Your task:
Check each line of the entries below for the string "давайте"; copy every line where it appears.

(Dataset items)

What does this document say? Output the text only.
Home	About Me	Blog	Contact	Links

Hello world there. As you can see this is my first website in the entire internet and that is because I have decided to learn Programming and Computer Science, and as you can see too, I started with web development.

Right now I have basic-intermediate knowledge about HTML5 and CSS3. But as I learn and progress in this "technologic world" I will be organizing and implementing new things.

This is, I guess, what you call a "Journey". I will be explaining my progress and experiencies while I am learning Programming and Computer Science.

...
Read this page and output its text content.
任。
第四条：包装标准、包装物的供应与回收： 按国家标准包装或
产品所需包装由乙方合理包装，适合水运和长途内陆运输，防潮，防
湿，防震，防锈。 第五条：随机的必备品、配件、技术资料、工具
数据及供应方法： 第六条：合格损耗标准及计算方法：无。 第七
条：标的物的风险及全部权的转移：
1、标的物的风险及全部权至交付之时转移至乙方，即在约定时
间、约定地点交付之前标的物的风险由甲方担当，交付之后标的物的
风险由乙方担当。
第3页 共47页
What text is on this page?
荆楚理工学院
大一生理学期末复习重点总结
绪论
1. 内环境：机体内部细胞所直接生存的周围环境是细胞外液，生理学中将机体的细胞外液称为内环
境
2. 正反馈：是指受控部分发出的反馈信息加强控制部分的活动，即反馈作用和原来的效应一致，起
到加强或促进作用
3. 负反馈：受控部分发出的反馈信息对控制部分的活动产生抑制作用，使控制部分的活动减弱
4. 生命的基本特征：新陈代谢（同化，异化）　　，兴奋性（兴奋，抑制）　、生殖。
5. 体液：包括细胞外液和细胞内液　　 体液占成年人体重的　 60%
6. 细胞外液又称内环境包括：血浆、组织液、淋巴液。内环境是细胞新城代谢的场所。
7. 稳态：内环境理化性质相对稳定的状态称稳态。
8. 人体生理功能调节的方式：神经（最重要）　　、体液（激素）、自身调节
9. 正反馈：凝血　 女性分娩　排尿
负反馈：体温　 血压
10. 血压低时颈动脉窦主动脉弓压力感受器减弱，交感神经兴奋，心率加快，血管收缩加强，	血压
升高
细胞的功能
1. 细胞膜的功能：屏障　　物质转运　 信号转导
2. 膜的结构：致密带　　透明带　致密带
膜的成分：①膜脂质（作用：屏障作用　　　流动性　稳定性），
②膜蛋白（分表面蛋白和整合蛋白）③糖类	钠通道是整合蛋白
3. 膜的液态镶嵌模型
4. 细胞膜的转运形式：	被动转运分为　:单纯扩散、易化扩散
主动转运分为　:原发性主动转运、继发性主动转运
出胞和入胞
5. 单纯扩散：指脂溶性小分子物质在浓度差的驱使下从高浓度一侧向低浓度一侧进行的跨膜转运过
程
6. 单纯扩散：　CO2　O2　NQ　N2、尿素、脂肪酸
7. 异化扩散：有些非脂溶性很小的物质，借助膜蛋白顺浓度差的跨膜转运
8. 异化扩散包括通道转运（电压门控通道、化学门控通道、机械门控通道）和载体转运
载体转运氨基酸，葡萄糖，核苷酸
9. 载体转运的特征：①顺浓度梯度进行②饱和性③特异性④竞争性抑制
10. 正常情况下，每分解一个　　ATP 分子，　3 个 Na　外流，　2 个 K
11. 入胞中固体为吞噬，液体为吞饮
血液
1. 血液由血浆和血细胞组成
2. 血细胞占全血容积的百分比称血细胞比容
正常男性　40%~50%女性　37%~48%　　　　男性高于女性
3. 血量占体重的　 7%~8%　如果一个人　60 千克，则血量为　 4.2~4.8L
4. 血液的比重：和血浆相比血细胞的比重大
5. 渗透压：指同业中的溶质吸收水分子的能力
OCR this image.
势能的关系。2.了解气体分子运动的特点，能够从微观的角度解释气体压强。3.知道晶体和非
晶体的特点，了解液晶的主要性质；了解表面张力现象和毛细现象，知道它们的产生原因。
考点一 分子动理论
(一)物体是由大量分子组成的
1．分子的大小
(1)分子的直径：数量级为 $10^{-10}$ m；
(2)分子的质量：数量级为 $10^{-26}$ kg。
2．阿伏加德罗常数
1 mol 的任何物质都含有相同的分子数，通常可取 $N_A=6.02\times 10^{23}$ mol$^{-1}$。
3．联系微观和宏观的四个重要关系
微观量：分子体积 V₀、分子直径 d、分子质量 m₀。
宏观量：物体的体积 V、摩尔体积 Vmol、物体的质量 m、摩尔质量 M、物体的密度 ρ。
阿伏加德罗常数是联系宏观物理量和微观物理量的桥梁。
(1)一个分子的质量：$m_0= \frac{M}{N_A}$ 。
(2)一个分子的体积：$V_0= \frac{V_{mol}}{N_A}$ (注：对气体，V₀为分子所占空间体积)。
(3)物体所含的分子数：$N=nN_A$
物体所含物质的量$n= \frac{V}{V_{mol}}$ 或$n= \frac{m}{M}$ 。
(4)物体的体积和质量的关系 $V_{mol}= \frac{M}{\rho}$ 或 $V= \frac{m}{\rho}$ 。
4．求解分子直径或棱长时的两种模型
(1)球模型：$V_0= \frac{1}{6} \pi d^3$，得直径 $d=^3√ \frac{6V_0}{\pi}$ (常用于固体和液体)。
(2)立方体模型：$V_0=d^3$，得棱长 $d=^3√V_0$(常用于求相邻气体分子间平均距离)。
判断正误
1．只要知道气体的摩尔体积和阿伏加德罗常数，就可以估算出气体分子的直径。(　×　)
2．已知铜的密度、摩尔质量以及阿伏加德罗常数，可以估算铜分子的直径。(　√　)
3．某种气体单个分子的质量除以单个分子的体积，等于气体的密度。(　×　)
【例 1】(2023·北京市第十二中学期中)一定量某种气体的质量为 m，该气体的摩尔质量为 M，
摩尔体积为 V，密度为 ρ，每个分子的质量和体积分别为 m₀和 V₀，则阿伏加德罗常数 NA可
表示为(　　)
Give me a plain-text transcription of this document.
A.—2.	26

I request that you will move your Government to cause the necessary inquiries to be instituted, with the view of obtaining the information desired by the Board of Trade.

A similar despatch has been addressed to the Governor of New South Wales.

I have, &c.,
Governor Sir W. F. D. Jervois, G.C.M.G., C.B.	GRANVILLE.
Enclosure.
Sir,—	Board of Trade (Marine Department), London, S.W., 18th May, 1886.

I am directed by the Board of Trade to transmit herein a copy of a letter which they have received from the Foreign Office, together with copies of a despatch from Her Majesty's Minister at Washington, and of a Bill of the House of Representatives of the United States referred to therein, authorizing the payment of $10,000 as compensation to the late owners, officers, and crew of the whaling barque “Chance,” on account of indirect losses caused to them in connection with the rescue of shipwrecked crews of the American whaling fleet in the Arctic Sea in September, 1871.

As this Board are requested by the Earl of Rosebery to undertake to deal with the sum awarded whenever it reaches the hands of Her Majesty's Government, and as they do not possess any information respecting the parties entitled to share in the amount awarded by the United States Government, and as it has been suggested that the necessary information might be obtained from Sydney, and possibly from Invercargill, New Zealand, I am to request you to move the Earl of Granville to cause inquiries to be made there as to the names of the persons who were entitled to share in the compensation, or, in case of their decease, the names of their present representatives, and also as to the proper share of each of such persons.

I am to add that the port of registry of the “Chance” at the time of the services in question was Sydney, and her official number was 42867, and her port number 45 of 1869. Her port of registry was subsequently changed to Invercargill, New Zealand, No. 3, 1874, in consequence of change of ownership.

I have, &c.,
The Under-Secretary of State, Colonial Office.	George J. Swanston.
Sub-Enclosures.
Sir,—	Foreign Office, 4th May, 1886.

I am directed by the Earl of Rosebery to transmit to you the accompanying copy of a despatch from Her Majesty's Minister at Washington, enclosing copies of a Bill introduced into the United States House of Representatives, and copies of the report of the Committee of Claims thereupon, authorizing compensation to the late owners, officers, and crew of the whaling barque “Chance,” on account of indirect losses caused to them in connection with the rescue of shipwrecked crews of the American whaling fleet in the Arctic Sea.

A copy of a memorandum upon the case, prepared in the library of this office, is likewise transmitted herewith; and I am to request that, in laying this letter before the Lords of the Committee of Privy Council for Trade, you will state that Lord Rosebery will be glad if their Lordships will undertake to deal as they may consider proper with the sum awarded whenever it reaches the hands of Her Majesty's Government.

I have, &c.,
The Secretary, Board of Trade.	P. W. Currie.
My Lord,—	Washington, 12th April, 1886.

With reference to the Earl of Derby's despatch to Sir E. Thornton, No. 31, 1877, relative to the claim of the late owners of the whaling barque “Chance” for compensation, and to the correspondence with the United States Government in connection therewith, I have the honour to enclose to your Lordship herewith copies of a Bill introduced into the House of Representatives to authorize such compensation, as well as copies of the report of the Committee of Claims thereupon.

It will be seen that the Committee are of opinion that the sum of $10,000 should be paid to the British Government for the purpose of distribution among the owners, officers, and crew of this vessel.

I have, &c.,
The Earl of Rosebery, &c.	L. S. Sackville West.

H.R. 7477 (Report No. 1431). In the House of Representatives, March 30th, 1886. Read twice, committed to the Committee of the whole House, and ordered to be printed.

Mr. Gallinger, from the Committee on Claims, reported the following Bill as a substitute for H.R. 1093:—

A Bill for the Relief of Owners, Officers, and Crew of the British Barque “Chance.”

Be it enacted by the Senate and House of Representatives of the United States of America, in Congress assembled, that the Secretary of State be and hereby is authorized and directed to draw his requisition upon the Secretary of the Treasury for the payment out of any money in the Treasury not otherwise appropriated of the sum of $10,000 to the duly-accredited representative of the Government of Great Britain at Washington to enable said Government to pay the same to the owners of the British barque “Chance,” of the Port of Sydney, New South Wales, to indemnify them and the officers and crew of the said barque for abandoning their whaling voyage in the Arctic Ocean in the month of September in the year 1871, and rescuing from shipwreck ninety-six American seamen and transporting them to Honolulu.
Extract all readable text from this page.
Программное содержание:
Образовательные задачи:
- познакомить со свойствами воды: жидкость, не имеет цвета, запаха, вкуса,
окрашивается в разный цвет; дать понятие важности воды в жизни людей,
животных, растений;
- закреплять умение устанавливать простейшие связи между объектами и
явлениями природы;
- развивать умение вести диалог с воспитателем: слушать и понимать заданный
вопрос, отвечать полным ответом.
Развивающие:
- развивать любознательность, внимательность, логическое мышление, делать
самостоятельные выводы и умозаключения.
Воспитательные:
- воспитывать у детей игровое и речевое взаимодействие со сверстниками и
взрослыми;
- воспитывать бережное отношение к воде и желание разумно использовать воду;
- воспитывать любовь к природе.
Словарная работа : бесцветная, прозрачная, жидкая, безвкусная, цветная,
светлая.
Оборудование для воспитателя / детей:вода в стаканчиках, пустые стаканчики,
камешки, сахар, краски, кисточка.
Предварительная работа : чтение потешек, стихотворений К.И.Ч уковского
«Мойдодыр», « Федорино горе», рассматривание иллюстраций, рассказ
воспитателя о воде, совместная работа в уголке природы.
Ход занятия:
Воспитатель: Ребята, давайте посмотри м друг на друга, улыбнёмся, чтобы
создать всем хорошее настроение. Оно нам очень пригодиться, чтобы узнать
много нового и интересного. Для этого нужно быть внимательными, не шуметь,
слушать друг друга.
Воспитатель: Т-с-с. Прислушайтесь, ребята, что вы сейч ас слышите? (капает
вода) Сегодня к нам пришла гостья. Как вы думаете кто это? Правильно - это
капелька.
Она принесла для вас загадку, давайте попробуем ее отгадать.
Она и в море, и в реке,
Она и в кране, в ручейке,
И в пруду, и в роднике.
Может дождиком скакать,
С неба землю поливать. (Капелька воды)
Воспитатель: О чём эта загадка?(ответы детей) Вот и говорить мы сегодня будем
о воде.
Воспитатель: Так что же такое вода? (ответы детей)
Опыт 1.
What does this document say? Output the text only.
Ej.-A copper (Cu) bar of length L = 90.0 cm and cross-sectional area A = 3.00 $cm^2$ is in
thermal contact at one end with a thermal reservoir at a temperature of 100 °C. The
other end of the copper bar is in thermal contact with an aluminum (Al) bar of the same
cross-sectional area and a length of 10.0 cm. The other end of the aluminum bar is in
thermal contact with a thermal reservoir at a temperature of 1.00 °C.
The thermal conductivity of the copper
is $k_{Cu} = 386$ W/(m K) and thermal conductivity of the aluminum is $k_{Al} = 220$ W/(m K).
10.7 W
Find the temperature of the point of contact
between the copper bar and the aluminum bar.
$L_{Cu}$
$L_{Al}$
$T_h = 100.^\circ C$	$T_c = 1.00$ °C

Finished task:
Воспитатель: Ребята, давайте посмотри м друг на друга, улыбнёмся, чтобы
Она принесла для вас загадку, давайте попробуем ее отгадать.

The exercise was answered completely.